The Green Report | Deterministic Simulation Testing: A Practical Guide for QA Engineers

Deterministic Simulation Testing: A Practical Guide for QA Engineers

Jun 27th 2026 12 min read

medium

overview

dst

Flaky tests are one of the most corrosive problems a QA team can face: they erode trust in the entire suite, eat hours in re-runs, and tend to hide real bugs behind a shrug of "just rerun it." Deterministic simulation testing offers a different way to handle the nondeterminism that causes most of this flakiness, by putting time, randomness, and I/O fully under the test's control instead of leaving them to chance. This post explains how DST works, builds a small working example in Python, and covers how to start using it in a QA workflow.

The Bug You Can't Reproduce

You've seen this ticket before. A test fails in CI once every few hundred runs. The stack trace points somewhere into a retry loop. You rerun it locally ten times and it passes every single time. You add some logging, rerun it in CI, and now it passes there too. Three weeks later it fails again, in production, during a deploy, and now it's an incident instead of a ticket.

This is the signature failure mode of systems with concurrency, networking, or timing baked into their behavior, which is most systems worth testing. Traditional tests struggle here because they rely on the same nondeterminism that's causing the bug: real clocks, real thread scheduling, real (or "real-ish") network calls. You can't reproduce the failure because you can't control the conditions that caused it.

Deterministic simulation testing (DST) is a response to exactly this problem. Instead of running your system against real time, real randomness, and real I/O, you run it inside a simulated environment where you control all three, driven entirely by a single seed. Same seed, same execution, same bug, every time. If a run fails, you don't need to "try to reproduce it." You just rerun the seed.

What DST Actually Is

The core idea is simple to state: identify every source of nondeterminism in your system, and replace it with a version you control, all driven by one seed.

The usual suspects are:

Once those three are under your control, your system's behavior becomes a pure function of the seed. That unlocks three things that ordinary tests can't give you:

Exact reproducibility. A failing seed can be replayed forever, on any machine, and will fail the exact same way.
Time compression. A simulated clock can advance instantly between events. A test that "waits" 6 hours for a timeout can run in milliseconds.
Exhaustive, automatable exploration. You can run thousands of seeds overnight, each exercising a different combination of delays, drops, and reorderings, and treat every failing seed as a permanent regression test.

DST isn't a replacement for unit tests. It's a layer above them, aimed specifically at the bugs that only show up from the interaction of timing, faults, and concurrency.

Taming Time: A Virtual Clock

Start with the most common offender: time.sleep() and time.time() scattered through your code. The fix is to never call them directly. Instead, depend on a clock object you can substitute, built up here piece by piece.

A virtual clock needs to track two things: what time it currently thinks it is, and what's scheduled to happen next. The "what's scheduled" part is just a list of pending callbacks ordered by when they should fire, which a heap handles well.

                
import heapq

class VirtualClock:
    """A clock that only advances when something asks it to."""

● **Box annotation data**
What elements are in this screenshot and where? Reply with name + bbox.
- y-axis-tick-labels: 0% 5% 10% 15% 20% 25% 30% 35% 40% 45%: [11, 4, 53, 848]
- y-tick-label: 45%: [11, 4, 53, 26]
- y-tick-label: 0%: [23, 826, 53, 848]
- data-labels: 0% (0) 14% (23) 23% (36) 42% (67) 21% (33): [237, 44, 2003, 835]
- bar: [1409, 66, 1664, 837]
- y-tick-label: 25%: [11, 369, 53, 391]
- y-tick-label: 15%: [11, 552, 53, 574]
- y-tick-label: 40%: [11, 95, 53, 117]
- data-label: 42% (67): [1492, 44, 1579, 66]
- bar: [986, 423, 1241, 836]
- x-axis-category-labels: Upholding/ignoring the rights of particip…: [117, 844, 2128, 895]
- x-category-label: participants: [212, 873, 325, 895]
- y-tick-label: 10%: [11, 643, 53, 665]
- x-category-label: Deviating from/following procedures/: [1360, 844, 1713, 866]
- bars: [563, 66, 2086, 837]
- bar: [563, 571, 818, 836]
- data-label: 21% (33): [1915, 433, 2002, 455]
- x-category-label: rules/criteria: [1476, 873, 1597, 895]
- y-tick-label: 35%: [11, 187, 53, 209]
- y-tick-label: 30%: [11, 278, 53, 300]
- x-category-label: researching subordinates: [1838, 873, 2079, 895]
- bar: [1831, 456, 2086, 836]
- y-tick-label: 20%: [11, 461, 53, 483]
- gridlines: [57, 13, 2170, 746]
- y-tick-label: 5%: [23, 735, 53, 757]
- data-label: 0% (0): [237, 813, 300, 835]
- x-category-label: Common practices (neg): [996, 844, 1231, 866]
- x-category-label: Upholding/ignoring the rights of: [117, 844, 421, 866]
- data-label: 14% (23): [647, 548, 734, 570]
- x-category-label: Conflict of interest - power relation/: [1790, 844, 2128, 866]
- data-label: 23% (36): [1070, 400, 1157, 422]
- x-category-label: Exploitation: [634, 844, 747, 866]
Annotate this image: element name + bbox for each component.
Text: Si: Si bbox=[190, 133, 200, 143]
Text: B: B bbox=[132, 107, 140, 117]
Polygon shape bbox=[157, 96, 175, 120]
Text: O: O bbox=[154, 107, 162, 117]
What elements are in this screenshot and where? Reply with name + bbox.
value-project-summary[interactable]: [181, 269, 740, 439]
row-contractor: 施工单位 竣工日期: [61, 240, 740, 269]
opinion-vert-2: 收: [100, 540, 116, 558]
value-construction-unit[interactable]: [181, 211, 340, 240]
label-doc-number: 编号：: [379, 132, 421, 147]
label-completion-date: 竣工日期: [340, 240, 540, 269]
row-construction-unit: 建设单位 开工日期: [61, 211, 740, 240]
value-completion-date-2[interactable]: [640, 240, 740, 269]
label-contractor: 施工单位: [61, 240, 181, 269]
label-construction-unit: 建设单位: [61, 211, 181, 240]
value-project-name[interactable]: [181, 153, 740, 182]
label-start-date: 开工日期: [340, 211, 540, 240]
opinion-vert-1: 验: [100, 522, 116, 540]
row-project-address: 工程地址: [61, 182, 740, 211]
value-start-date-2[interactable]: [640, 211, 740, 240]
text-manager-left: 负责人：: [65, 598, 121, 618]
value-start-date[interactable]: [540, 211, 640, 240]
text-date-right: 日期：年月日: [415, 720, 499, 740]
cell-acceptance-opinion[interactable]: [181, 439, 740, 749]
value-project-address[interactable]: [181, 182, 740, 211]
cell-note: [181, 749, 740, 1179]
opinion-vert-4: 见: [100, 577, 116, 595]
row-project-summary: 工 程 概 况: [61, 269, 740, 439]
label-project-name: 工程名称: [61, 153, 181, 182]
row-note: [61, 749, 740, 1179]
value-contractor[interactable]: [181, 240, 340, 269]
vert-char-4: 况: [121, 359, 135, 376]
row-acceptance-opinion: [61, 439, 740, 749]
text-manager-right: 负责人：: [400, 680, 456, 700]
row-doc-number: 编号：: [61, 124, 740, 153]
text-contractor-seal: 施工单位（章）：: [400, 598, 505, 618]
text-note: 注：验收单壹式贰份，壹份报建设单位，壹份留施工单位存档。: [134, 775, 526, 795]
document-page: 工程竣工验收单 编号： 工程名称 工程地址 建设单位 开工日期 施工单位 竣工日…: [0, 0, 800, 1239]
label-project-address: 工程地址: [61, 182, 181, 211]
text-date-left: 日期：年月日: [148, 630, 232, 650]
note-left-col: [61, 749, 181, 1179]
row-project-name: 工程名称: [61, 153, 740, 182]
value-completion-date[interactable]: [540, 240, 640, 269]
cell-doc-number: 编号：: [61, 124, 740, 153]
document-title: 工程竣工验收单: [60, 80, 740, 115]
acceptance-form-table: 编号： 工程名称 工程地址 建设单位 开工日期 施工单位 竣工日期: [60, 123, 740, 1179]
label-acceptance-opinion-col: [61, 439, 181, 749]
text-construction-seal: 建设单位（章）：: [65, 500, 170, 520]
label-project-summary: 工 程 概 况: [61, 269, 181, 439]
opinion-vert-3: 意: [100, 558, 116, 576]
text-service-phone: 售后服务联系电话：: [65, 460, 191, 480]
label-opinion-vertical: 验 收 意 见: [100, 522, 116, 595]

● **Work to be completed**
Please list every benefit that the guide on deterministic simulation testing says ordinary tests can't provide.

● **Expected output**
- Exact reproducibility
- Time compression
- Exhaustive, automatable exploration